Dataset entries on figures

......

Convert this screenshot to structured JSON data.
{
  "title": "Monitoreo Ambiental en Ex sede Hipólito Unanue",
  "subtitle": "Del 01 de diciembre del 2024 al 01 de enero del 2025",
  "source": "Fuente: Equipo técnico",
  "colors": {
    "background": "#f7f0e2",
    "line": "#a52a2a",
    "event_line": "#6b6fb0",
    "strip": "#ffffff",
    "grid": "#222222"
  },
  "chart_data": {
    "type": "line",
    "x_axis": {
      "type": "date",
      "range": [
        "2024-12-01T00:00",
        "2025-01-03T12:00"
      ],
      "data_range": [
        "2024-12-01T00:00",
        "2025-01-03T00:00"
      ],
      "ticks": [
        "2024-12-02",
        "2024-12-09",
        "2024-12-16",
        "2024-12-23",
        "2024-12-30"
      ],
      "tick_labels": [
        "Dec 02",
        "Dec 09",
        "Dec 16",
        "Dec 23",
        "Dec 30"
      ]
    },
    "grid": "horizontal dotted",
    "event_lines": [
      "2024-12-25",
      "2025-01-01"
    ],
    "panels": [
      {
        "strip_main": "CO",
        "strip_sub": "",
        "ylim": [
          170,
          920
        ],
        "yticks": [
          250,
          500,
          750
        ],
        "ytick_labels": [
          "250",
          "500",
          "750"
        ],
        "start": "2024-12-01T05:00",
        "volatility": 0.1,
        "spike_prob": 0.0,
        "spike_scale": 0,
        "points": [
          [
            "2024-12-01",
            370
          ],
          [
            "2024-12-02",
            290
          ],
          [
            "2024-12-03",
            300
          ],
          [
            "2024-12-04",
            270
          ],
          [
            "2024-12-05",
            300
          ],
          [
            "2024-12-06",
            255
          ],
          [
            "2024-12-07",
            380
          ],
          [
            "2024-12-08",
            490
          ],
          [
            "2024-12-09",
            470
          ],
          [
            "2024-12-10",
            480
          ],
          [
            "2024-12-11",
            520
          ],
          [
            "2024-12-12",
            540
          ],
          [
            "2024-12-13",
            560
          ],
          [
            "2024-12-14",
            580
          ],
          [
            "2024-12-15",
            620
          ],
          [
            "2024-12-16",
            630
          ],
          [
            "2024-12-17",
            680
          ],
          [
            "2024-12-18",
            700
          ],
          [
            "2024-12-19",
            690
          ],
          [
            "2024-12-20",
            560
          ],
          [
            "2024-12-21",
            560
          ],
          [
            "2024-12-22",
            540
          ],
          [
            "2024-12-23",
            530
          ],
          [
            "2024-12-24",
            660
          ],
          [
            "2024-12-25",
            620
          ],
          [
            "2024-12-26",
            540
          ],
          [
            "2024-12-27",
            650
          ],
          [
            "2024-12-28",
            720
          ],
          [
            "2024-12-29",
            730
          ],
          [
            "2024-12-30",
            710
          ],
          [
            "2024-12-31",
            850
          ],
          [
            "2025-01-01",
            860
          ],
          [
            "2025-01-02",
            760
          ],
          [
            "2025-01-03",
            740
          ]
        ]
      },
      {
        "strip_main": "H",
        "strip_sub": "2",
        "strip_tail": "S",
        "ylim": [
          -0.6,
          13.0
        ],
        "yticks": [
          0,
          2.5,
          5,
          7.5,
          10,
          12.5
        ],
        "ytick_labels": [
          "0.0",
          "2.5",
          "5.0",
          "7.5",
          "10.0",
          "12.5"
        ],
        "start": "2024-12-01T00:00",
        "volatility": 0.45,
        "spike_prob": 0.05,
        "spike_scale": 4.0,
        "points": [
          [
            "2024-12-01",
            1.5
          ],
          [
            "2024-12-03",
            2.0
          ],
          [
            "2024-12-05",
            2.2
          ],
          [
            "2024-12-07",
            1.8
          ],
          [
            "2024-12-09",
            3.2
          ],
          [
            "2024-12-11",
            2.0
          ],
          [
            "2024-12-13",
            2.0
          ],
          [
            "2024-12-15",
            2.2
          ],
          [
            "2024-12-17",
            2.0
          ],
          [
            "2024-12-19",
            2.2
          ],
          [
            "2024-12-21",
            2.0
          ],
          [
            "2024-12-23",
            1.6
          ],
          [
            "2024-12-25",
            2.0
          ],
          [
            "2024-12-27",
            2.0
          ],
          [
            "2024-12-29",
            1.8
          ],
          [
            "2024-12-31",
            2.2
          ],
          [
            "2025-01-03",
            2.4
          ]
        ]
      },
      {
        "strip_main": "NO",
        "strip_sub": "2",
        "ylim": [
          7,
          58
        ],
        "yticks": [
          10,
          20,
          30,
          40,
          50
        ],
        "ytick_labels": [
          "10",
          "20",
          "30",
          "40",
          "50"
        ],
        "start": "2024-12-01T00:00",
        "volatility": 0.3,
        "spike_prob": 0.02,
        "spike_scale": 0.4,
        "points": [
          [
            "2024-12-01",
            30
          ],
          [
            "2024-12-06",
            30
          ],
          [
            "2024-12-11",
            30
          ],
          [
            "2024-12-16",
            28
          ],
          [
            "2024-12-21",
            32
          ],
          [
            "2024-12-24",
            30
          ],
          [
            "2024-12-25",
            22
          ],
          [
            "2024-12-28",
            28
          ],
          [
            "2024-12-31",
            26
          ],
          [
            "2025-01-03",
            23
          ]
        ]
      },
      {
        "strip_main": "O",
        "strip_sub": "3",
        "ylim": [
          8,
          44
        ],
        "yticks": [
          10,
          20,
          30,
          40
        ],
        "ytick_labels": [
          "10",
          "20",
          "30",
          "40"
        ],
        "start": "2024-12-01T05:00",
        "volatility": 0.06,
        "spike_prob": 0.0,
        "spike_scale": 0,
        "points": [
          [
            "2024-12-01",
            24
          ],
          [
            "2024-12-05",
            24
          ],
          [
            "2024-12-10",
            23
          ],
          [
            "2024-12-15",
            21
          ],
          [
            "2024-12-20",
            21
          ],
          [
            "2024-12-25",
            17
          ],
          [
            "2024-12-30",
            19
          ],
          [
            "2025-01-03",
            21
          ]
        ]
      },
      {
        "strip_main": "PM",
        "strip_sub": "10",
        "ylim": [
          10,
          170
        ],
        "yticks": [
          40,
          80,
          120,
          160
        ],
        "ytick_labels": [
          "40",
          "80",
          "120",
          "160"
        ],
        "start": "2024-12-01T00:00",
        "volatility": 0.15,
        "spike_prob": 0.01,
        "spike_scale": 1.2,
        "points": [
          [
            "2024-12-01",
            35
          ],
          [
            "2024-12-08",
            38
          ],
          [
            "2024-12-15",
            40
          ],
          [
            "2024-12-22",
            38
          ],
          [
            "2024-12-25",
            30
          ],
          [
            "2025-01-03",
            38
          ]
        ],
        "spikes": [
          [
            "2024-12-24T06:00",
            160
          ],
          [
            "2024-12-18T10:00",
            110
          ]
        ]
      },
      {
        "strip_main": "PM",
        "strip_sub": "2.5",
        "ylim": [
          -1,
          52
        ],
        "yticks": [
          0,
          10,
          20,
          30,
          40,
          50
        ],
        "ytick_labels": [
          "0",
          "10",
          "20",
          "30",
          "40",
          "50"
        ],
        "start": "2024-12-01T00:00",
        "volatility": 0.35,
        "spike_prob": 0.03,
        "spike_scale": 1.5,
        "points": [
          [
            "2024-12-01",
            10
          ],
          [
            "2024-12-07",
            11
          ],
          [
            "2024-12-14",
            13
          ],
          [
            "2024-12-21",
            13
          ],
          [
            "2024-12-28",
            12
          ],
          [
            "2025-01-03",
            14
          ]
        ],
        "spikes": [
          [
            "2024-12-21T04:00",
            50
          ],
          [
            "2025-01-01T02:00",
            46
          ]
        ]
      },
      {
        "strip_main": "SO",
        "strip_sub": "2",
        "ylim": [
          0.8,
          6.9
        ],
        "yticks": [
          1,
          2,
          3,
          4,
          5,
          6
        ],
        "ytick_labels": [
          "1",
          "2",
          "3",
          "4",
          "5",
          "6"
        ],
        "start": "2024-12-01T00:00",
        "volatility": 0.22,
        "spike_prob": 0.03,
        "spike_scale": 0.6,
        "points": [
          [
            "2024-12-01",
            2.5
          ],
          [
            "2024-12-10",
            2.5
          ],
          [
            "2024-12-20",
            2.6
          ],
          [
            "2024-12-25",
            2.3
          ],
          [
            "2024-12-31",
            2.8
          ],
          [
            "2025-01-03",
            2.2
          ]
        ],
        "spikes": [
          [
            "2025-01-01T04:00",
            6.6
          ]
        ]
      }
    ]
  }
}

......

Exercise aim
Above are some records. Count the lines among them with the word "grid", and answer with the number only.

Problem solution
2